* _REQUIREMENT_: Read the records below. Copy each line where the string "Marine" occurs.
══════════════════════════════
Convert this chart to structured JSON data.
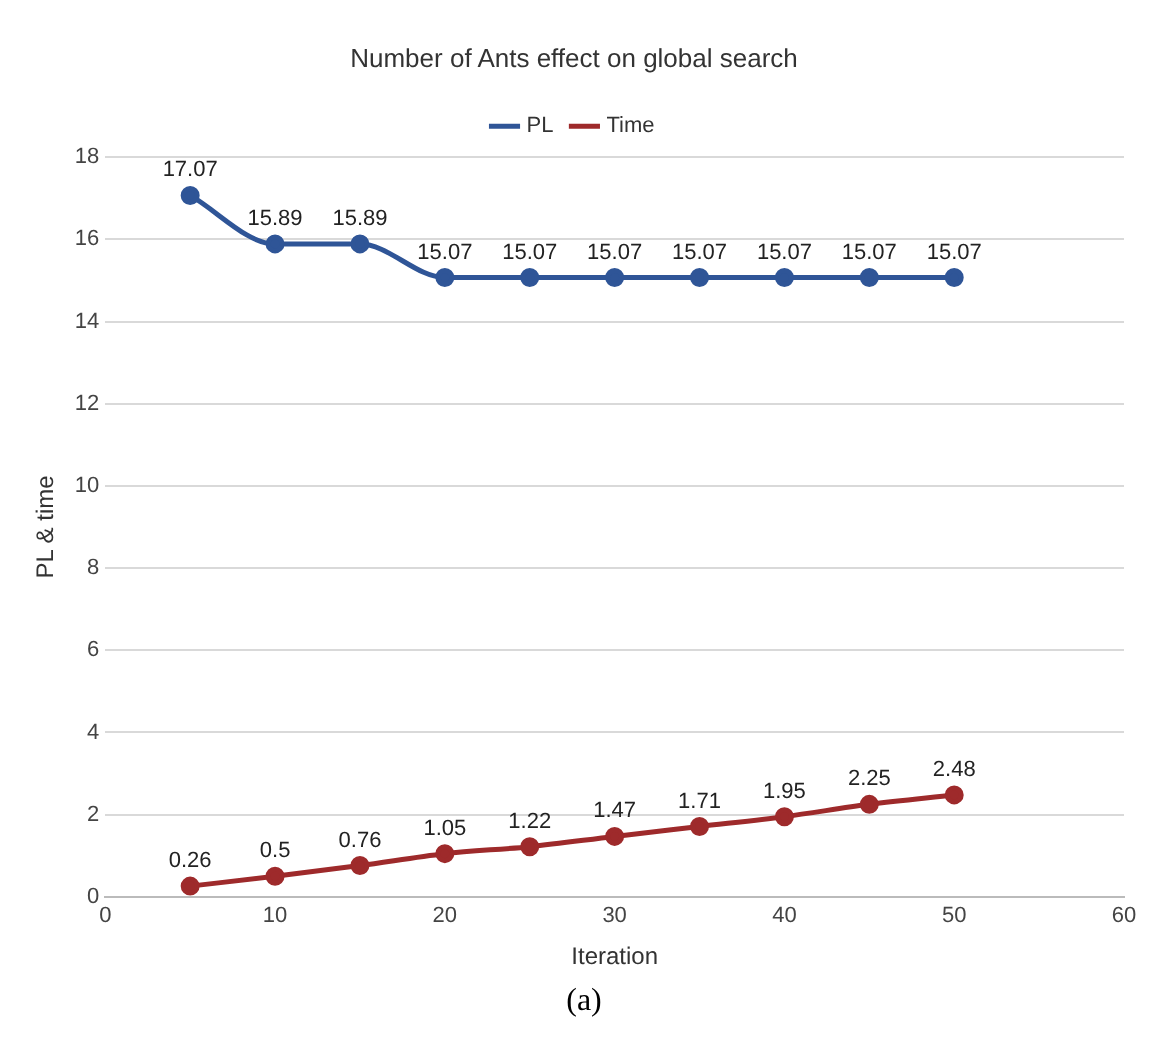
{
  "chart_data": {
    "type": "line",
    "title": "Number of Ants effect on global search",
    "xlabel": "Iteration",
    "ylabel": "PL & time",
    "x": [
      5,
      10,
      15,
      20,
      25,
      30,
      35,
      40,
      45,
      50
    ],
    "series": [
      {
        "name": "PL",
        "color": "#2f5597",
        "values": [
          17.07,
          15.89,
          15.89,
          15.07,
          15.07,
          15.07,
          15.07,
          15.07,
          15.07,
          15.07
        ]
      },
      {
        "name": "Time",
        "color": "#9e2a2b",
        "values": [
          0.26,
          0.5,
          0.76,
          1.05,
          1.22,
          1.47,
          1.71,
          1.95,
          2.25,
          2.48
        ]
      }
    ],
    "xlim": [
      0,
      60
    ],
    "xticks": [
      0,
      10,
      20,
      30,
      40,
      50,
      60
    ],
    "ylim": [
      0,
      18
    ],
    "yticks": [
      0,
      2,
      4,
      6,
      8,
      10,
      12,
      14,
      16,
      18
    ],
    "grid": "y",
    "legend": "top",
    "marker": "circle",
    "line_style": "solid",
    "data_labels": true,
    "annotations": [
      "(a)"
    ]
  }
}
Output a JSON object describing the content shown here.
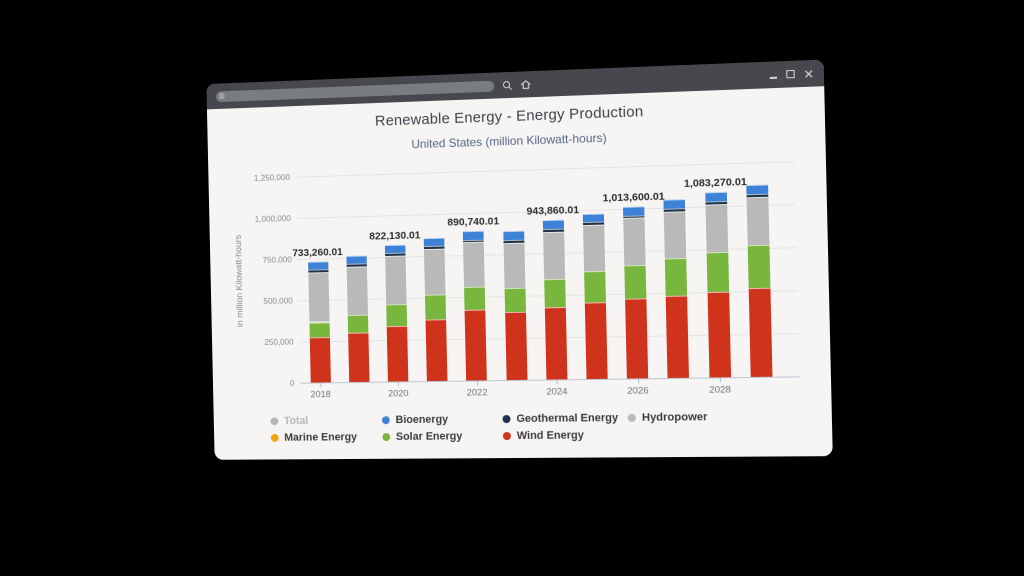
{
  "browser": {
    "address_bar": {
      "value": "",
      "placeholder": ""
    },
    "toolbar_icons": [
      "search-icon",
      "home-icon"
    ],
    "window_controls": [
      "minimize",
      "maximize",
      "close"
    ],
    "colors": {
      "chrome_bg": "#46484d",
      "pill_bg": "#797c80",
      "body_bg": "#f6f5f3"
    }
  },
  "chart": {
    "title": "Renewable Energy - Energy Production",
    "subtitle": "United States (million Kilowatt-hours)",
    "y_axis_title": "in million Kilowatt-hours"
  },
  "chart_data": {
    "type": "bar",
    "stacked": true,
    "title": "Renewable Energy - Energy Production",
    "subtitle": "United States (million Kilowatt-hours)",
    "ylabel": "in million Kilowatt-hours",
    "ylim": [
      0,
      1250000
    ],
    "grid": "horizontal",
    "legend_position": "bottom",
    "categories": [
      "2018",
      "2019",
      "2020",
      "2021",
      "2022",
      "2023",
      "2024",
      "2025",
      "2026",
      "2027",
      "2028",
      "2029"
    ],
    "series": [
      {
        "name": "Wind Energy",
        "color": "#d0331c",
        "values": [
          273000,
          300000,
          335000,
          370000,
          425000,
          405000,
          430000,
          450000,
          468000,
          485000,
          502000,
          520000
        ]
      },
      {
        "name": "Solar Energy",
        "color": "#79b63e",
        "values": [
          93000,
          105000,
          130000,
          145000,
          133000,
          140000,
          166000,
          185000,
          200000,
          215000,
          230000,
          245000
        ]
      },
      {
        "name": "Marine Energy",
        "color": "#f0a30a",
        "values": [
          0.01,
          0.01,
          0.01,
          0.01,
          0.01,
          0.01,
          0.01,
          0.01,
          0.01,
          0.01,
          0.01,
          0.01
        ]
      },
      {
        "name": "Hydropower",
        "color": "#b9b9b9",
        "values": [
          302260,
          293000,
          292130,
          275000,
          266740,
          273000,
          279860,
          274000,
          275600,
          277000,
          279270,
          282000
        ]
      },
      {
        "name": "Geothermal Energy",
        "color": "#1d3349",
        "values": [
          17000,
          17000,
          17000,
          17000,
          17000,
          17000,
          17000,
          17000,
          17000,
          17000,
          17000,
          17000
        ]
      },
      {
        "name": "Bioenergy",
        "color": "#3e82d8",
        "values": [
          48000,
          47000,
          48000,
          48000,
          49000,
          50000,
          51000,
          52000,
          53000,
          54000,
          55000,
          56000
        ]
      }
    ],
    "bar_labels": [
      "733,260.01",
      null,
      "822,130.01",
      null,
      "890,740.01",
      null,
      "943,860.01",
      null,
      "1,013,600.01",
      null,
      "1,083,270.01",
      null
    ],
    "x_tick_labels": [
      "2018",
      "2020",
      "2022",
      "2024",
      "2026",
      "2028"
    ],
    "yticks": [
      {
        "value": 0,
        "label": "0"
      },
      {
        "value": 250000,
        "label": "250,000"
      },
      {
        "value": 500000,
        "label": "500,000"
      },
      {
        "value": 750000,
        "label": "750,000"
      },
      {
        "value": 1000000,
        "label": "1,000,000"
      },
      {
        "value": 1250000,
        "label": "1,250,000"
      }
    ]
  },
  "legend": {
    "items": [
      {
        "label": "Total",
        "color": "#b6b6b6",
        "muted": true
      },
      {
        "label": "Marine Energy",
        "color": "#f0a30a",
        "muted": false
      },
      {
        "label": "Bioenergy",
        "color": "#3e82d8",
        "muted": false
      },
      {
        "label": "Solar Energy",
        "color": "#79b63e",
        "muted": false
      },
      {
        "label": "Geothermal Energy",
        "color": "#1d3349",
        "muted": false
      },
      {
        "label": "Wind Energy",
        "color": "#d0331c",
        "muted": false
      },
      {
        "label": "Hydropower",
        "color": "#b9b9b9",
        "muted": false
      }
    ]
  }
}
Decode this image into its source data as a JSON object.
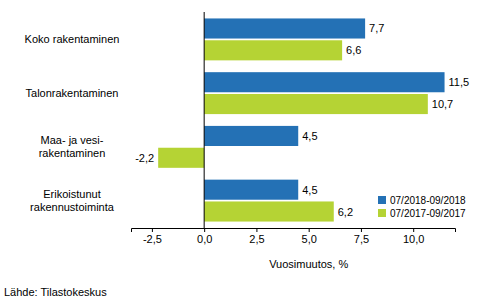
{
  "chart_data": {
    "type": "bar",
    "orientation": "horizontal",
    "categories": [
      "Koko rakentaminen",
      "Talonrakentaminen",
      "Maa- ja vesi-\nrakentaminen",
      "Erikoistunut\nrakennustoiminta"
    ],
    "series": [
      {
        "name": "07/2018-09/2018",
        "color": "#2471b5",
        "values": [
          7.7,
          11.5,
          4.5,
          4.5
        ],
        "value_labels": [
          "7,7",
          "11,5",
          "4,5",
          "4,5"
        ]
      },
      {
        "name": "07/2017-09/2017",
        "color": "#b5d334",
        "values": [
          6.6,
          10.7,
          -2.2,
          6.2
        ],
        "value_labels": [
          "6,6",
          "10,7",
          "-2,2",
          "6,2"
        ]
      }
    ],
    "xlim": [
      -3.5,
      12
    ],
    "xticks": [
      {
        "value": -2.5,
        "label": "-2,5"
      },
      {
        "value": 0,
        "label": "0,0"
      },
      {
        "value": 2.5,
        "label": "2,5"
      },
      {
        "value": 5,
        "label": "5,0"
      },
      {
        "value": 7.5,
        "label": "7,5"
      },
      {
        "value": 10,
        "label": "10,0"
      }
    ],
    "x_label": "Vuosimuutos, %",
    "source": "Lähde: Tilastokeskus",
    "data_labels": true,
    "grid": false,
    "legend": "lower right"
  }
}
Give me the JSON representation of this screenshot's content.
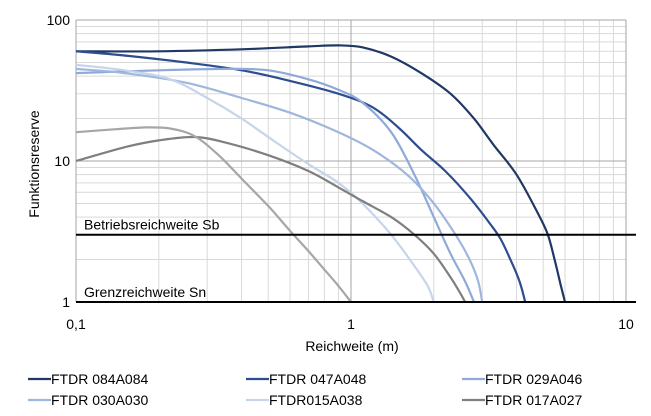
{
  "chart_data": {
    "type": "line",
    "x_scale": "log",
    "y_scale": "log",
    "xlim": [
      0.1,
      10
    ],
    "ylim": [
      1,
      100
    ],
    "xlabel": "Reichweite (m)",
    "ylabel": "Funktionsreserve",
    "x_ticks": [
      {
        "value": 0.1,
        "label": "0,1"
      },
      {
        "value": 1,
        "label": "1"
      },
      {
        "value": 10,
        "label": "10"
      }
    ],
    "y_ticks": [
      {
        "value": 1,
        "label": "1"
      },
      {
        "value": 10,
        "label": "10"
      },
      {
        "value": 100,
        "label": "100"
      }
    ],
    "grid": true,
    "legend_position": "bottom",
    "reference_lines": [
      {
        "label": "Betriebsreichweite Sb",
        "y": 3,
        "color": "#000000"
      },
      {
        "label": "Grenzreichweite Sn",
        "y": 1,
        "color": "#000000"
      }
    ],
    "series": [
      {
        "name": "FTDR 084A084",
        "color": "#1f3864",
        "points": [
          [
            0.1,
            60
          ],
          [
            0.2,
            60
          ],
          [
            0.4,
            62
          ],
          [
            0.7,
            65
          ],
          [
            0.9,
            66
          ],
          [
            1.1,
            64
          ],
          [
            1.4,
            55
          ],
          [
            1.8,
            42
          ],
          [
            2.3,
            30
          ],
          [
            2.8,
            20
          ],
          [
            3.3,
            13
          ],
          [
            4.0,
            8
          ],
          [
            4.8,
            4.2
          ],
          [
            5.2,
            3.0
          ],
          [
            5.5,
            2.0
          ],
          [
            5.8,
            1.3
          ],
          [
            6.0,
            1
          ]
        ]
      },
      {
        "name": "FTDR 047A048",
        "color": "#2e4d8f",
        "points": [
          [
            0.1,
            60
          ],
          [
            0.15,
            56
          ],
          [
            0.25,
            50
          ],
          [
            0.4,
            44
          ],
          [
            0.6,
            37
          ],
          [
            0.9,
            30
          ],
          [
            1.2,
            24
          ],
          [
            1.5,
            17
          ],
          [
            1.8,
            12
          ],
          [
            2.2,
            8.5
          ],
          [
            2.7,
            5.5
          ],
          [
            3.2,
            3.6
          ],
          [
            3.5,
            2.8
          ],
          [
            3.8,
            2.0
          ],
          [
            4.1,
            1.4
          ],
          [
            4.3,
            1
          ]
        ]
      },
      {
        "name": "FTDR 029A046",
        "color": "#8fa9d9",
        "points": [
          [
            0.1,
            42
          ],
          [
            0.2,
            44
          ],
          [
            0.35,
            45
          ],
          [
            0.5,
            44
          ],
          [
            0.7,
            38
          ],
          [
            0.9,
            32
          ],
          [
            1.1,
            26
          ],
          [
            1.4,
            16
          ],
          [
            1.7,
            8
          ],
          [
            2.0,
            4
          ],
          [
            2.3,
            2.2
          ],
          [
            2.6,
            1.4
          ],
          [
            2.8,
            1
          ]
        ]
      },
      {
        "name": "FTDR 030A030",
        "color": "#9fb7dd",
        "points": [
          [
            0.1,
            45
          ],
          [
            0.15,
            42
          ],
          [
            0.25,
            36
          ],
          [
            0.4,
            28
          ],
          [
            0.6,
            22
          ],
          [
            0.9,
            16
          ],
          [
            1.2,
            12
          ],
          [
            1.6,
            8
          ],
          [
            2.0,
            5
          ],
          [
            2.4,
            3.0
          ],
          [
            2.7,
            2
          ],
          [
            2.9,
            1.4
          ],
          [
            3.0,
            1
          ]
        ]
      },
      {
        "name": "FTDR015A038",
        "color": "#c7d4ec",
        "points": [
          [
            0.1,
            48
          ],
          [
            0.15,
            44
          ],
          [
            0.22,
            38
          ],
          [
            0.3,
            28
          ],
          [
            0.4,
            20
          ],
          [
            0.55,
            13
          ],
          [
            0.7,
            9.5
          ],
          [
            0.9,
            7
          ],
          [
            1.1,
            5
          ],
          [
            1.4,
            3
          ],
          [
            1.7,
            1.8
          ],
          [
            1.9,
            1.3
          ],
          [
            2.0,
            1
          ]
        ]
      },
      {
        "name": "FTDR 017A027",
        "color": "#7f7f7f",
        "points": [
          [
            0.1,
            10
          ],
          [
            0.15,
            12.5
          ],
          [
            0.2,
            14
          ],
          [
            0.27,
            14.8
          ],
          [
            0.35,
            13.5
          ],
          [
            0.5,
            11
          ],
          [
            0.7,
            8.5
          ],
          [
            0.9,
            6.5
          ],
          [
            1.1,
            5.2
          ],
          [
            1.4,
            4
          ],
          [
            1.7,
            3.0
          ],
          [
            2.0,
            2.2
          ],
          [
            2.3,
            1.5
          ],
          [
            2.5,
            1.15
          ],
          [
            2.6,
            1
          ]
        ]
      },
      {
        "name": "",
        "color": "#a6a6a6",
        "points": [
          [
            0.1,
            16
          ],
          [
            0.14,
            16.8
          ],
          [
            0.18,
            17.3
          ],
          [
            0.22,
            17
          ],
          [
            0.27,
            15
          ],
          [
            0.33,
            11
          ],
          [
            0.4,
            7.5
          ],
          [
            0.5,
            4.8
          ],
          [
            0.6,
            3.2
          ],
          [
            0.7,
            2.3
          ],
          [
            0.8,
            1.7
          ],
          [
            0.9,
            1.3
          ],
          [
            1.0,
            1
          ]
        ]
      }
    ]
  }
}
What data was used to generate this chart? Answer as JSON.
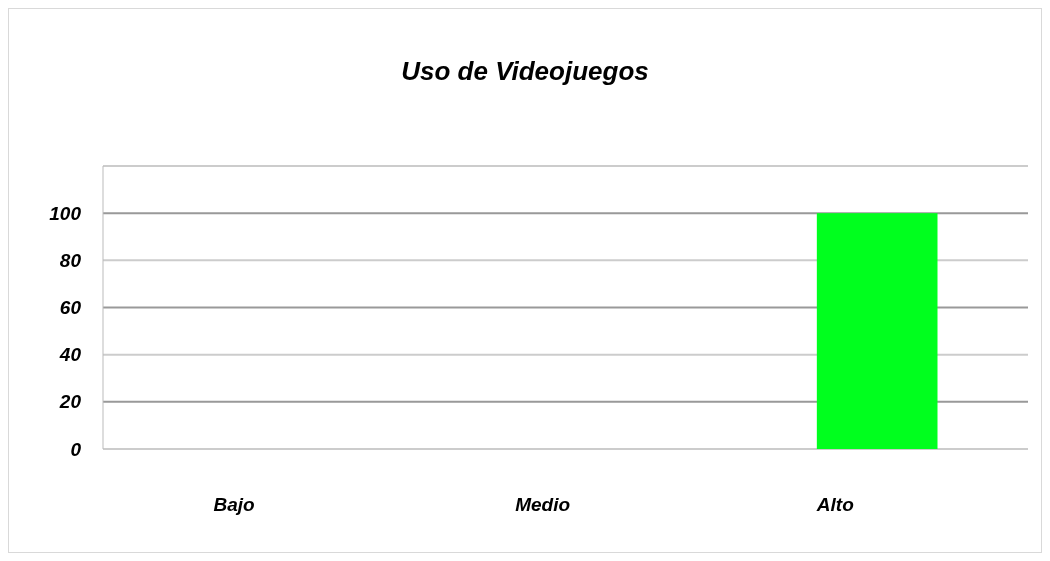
{
  "chart_data": {
    "type": "bar",
    "title": "Uso de Videojuegos",
    "categories": [
      "Bajo",
      "Medio",
      "Alto"
    ],
    "values": [
      0,
      0,
      100
    ],
    "colors": [
      "#5b2a86",
      "#c4c400",
      "#00ff1e"
    ],
    "ylim": [
      0,
      120
    ],
    "yticks": [
      0,
      20,
      40,
      60,
      80,
      100,
      {
        "value": 120,
        "label": null
      }
    ],
    "grid": "y"
  }
}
══════════════════════════════
* _SOLUTION FOR THIS PROBLEM_:
        "name": "Marine Energy",
        "label": "Marine Energy",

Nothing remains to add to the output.